**WHAT THIS TASK INVOLVES**
Repeat each entry word for word. Leave any images out of the copy.

**DATA SUPPLIED**

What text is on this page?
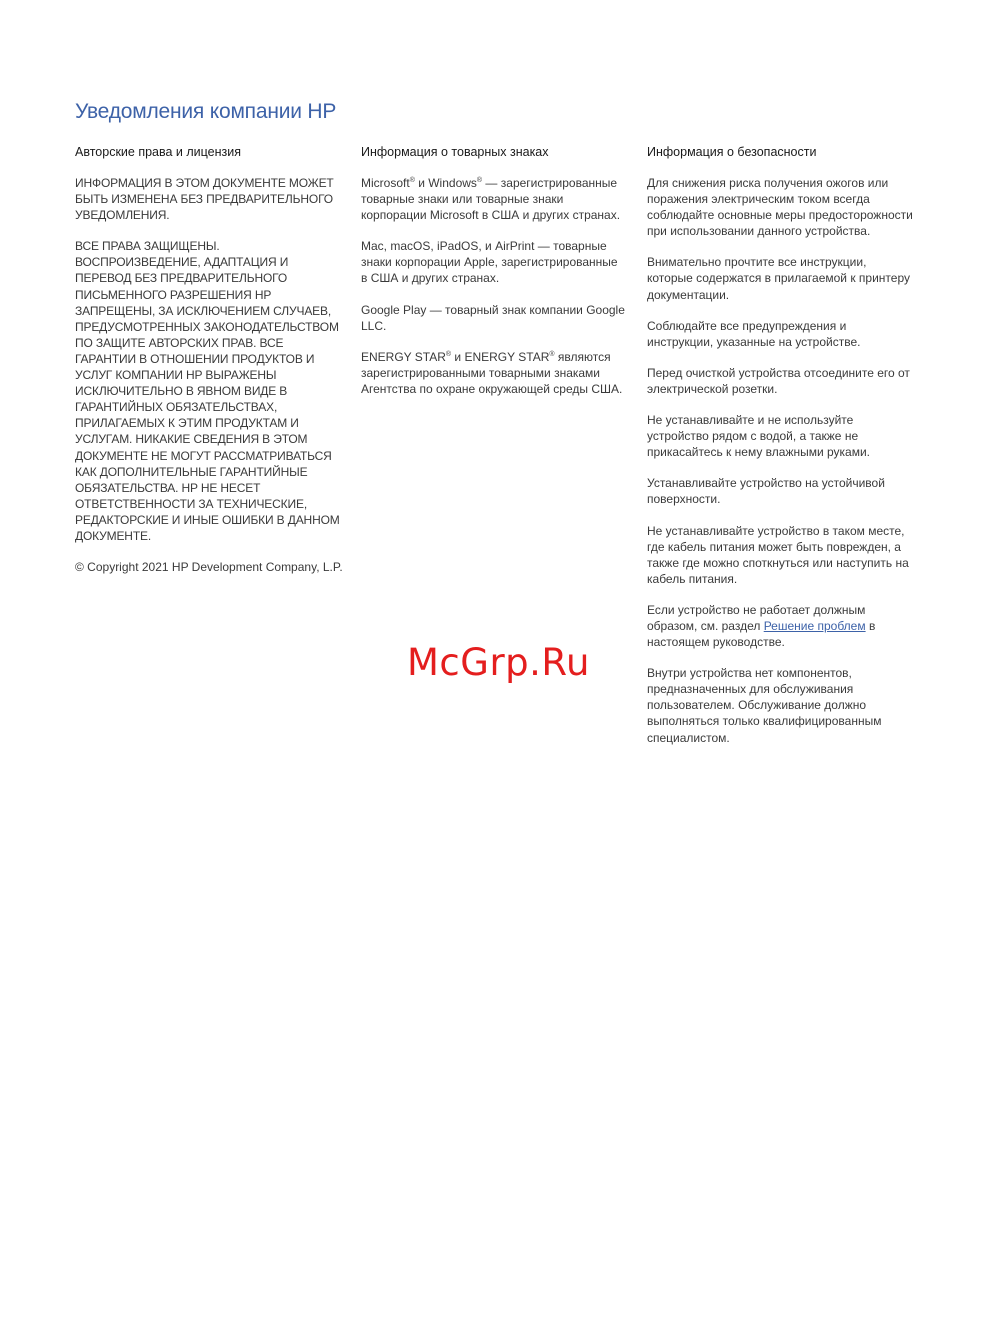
Уведомления компании HP
Авторские права и лицензия

ИНФОРМАЦИЯ В ЭТОМ ДОКУМЕНТЕ МОЖЕТ БЫТЬ ИЗМЕНЕНА БЕЗ ПРЕДВАРИТЕЛЬНОГО УВЕДОМЛЕНИЯ.

ВСЕ ПРАВА ЗАЩИЩЕНЫ. ВОСПРОИЗВЕДЕНИЕ, АДАПТАЦИЯ И ПЕРЕВОД БЕЗ ПРЕДВАРИТЕЛЬНОГО ПИСЬМЕННОГО РАЗРЕШЕНИЯ HP ЗАПРЕЩЕНЫ, ЗА ИСКЛЮЧЕНИЕМ СЛУЧАЕВ, ПРЕДУСМОТРЕННЫХ ЗАКОНОДАТЕЛЬСТВОМ ПО ЗАЩИТЕ АВТОРСКИХ ПРАВ. ВСЕ ГАРАНТИИ В ОТНОШЕНИИ ПРОДУКТОВ И УСЛУГ КОМПАНИИ HP ВЫРАЖЕНЫ ИСКЛЮЧИТЕЛЬНО В ЯВНОМ ВИДЕ В ГАРАНТИЙНЫХ ОБЯЗАТЕЛЬСТВАХ, ПРИЛАГАЕМЫХ К ЭТИМ ПРОДУКТАМ И УСЛУГАМ. НИКАКИЕ СВЕДЕНИЯ В ЭТОМ ДОКУМЕНТЕ НЕ МОГУТ РАССМАТРИВАТЬСЯ КАК ДОПОЛНИТЕЛЬНЫЕ ГАРАНТИЙНЫЕ ОБЯЗАТЕЛЬСТВА. HP НЕ НЕСЕТ ОТВЕТСТВЕННОСТИ ЗА ТЕХНИЧЕСКИЕ, РЕДАКТОРСКИЕ И ИНЫЕ ОШИБКИ В ДАННОМ ДОКУМЕНТЕ.

© Copyright 2021 HP Development Company, L.P.

Информация о товарных знаках

Microsoft® и Windows® — зарегистрированные товарные знаки или товарные знаки корпорации Microsoft в США и других странах.

Mac, macOS, iPadOS, и AirPrint — товарные знаки корпорации Apple, зарегистрированные в США и других странах.

Google Play — товарный знак компании Google LLC.

ENERGY STAR® и ENERGY STAR® являются зарегистрированными товарными знаками Агентства по охране окружающей среды США.

Информация о безопасности

Для снижения риска получения ожогов или поражения электрическим током всегда соблюдайте основные меры предосторожности при использовании данного устройства.

Внимательно прочтите все инструкции, которые содержатся в прилагаемой к принтеру документации.

Соблюдайте все предупреждения и инструкции, указанные на устройстве.

Перед очисткой устройства отсоедините его от электрической розетки.

Не устанавливайте и не используйте устройство рядом с водой, а также не прикасайтесь к нему влажными руками.

Устанавливайте устройство на устойчивой поверхности.

Не устанавливайте устройство в таком месте, где кабель питания может быть поврежден, а также где можно споткнуться или наступить на кабель питания.

Если устройство не работает должным образом, см. раздел Решение проблем в настоящем руководстве.

Внутри устройства нет компонентов, предназначенных для обслуживания пользователем. Обслуживание должно выполняться только квалифицированным специалистом.

McGrp.Ru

**FULL ANSWER**
What text is on this page?
Уведомления компании HP
Авторские права и лицензия

ИНФОРМАЦИЯ В ЭТОМ ДОКУМЕНТЕ МОЖЕТ БЫТЬ ИЗМЕНЕНА БЕЗ ПРЕДВАРИТЕЛЬНОГО УВЕДОМЛЕНИЯ.

ВСЕ ПРАВА ЗАЩИЩЕНЫ. ВОСПРОИЗВЕДЕНИЕ, АДАПТАЦИЯ И ПЕРЕВОД БЕЗ ПРЕДВАРИТЕЛЬНОГО ПИСЬМЕННОГО РАЗРЕШЕНИЯ HP ЗАПРЕЩЕНЫ, ЗА ИСКЛЮЧЕНИЕМ СЛУЧАЕВ, ПРЕДУСМОТРЕННЫХ ЗАКОНОДАТЕЛЬСТВОМ ПО ЗАЩИТЕ АВТОРСКИХ ПРАВ. ВСЕ ГАРАНТИИ В ОТНОШЕНИИ ПРОДУКТОВ И УСЛУГ КОМПАНИИ HP ВЫРАЖЕНЫ ИСКЛЮЧИТЕЛЬНО В ЯВНОМ ВИДЕ В ГАРАНТИЙНЫХ ОБЯЗАТЕЛЬСТВАХ, ПРИЛАГАЕМЫХ К ЭТИМ ПРОДУКТАМ И УСЛУГАМ. НИКАКИЕ СВЕДЕНИЯ В ЭТОМ ДОКУМЕНТЕ НЕ МОГУТ РАССМАТРИВАТЬСЯ КАК ДОПОЛНИТЕЛЬНЫЕ ГАРАНТИЙНЫЕ ОБЯЗАТЕЛЬСТВА. HP НЕ НЕСЕТ ОТВЕТСТВЕННОСТИ ЗА ТЕХНИЧЕСКИЕ, РЕДАКТОРСКИЕ И ИНЫЕ ОШИБКИ В ДАННОМ ДОКУМЕНТЕ.

© Copyright 2021 HP Development Company, L.P.

Информация о товарных знаках

Microsoft® и Windows® — зарегистрированные товарные знаки или товарные знаки корпорации Microsoft в США и других странах.

Mac, macOS, iPadOS, и AirPrint — товарные знаки корпорации Apple, зарегистрированные в США и других странах.

Google Play — товарный знак компании Google LLC.

ENERGY STAR® и ENERGY STAR® являются зарегистрированными товарными знаками Агентства по охране окружающей среды США.

Информация о безопасности

Для снижения риска получения ожогов или поражения электрическим током всегда соблюдайте основные меры предосторожности при использовании данного устройства.

Внимательно прочтите все инструкции, которые содержатся в прилагаемой к принтеру документации.

Соблюдайте все предупреждения и инструкции, указанные на устройстве.

Перед очисткой устройства отсоедините его от электрической розетки.

Не устанавливайте и не используйте устройство рядом с водой, а также не прикасайтесь к нему влажными руками.

Устанавливайте устройство на устойчивой поверхности.

Не устанавливайте устройство в таком месте, где кабель питания может быть поврежден, а также где можно споткнуться или наступить на кабель питания.

Если устройство не работает должным образом, см. раздел Решение проблем в настоящем руководстве.

Внутри устройства нет компонентов, предназначенных для обслуживания пользователем. Обслуживание должно выполняться только квалифицированным специалистом.

McGrp.Ru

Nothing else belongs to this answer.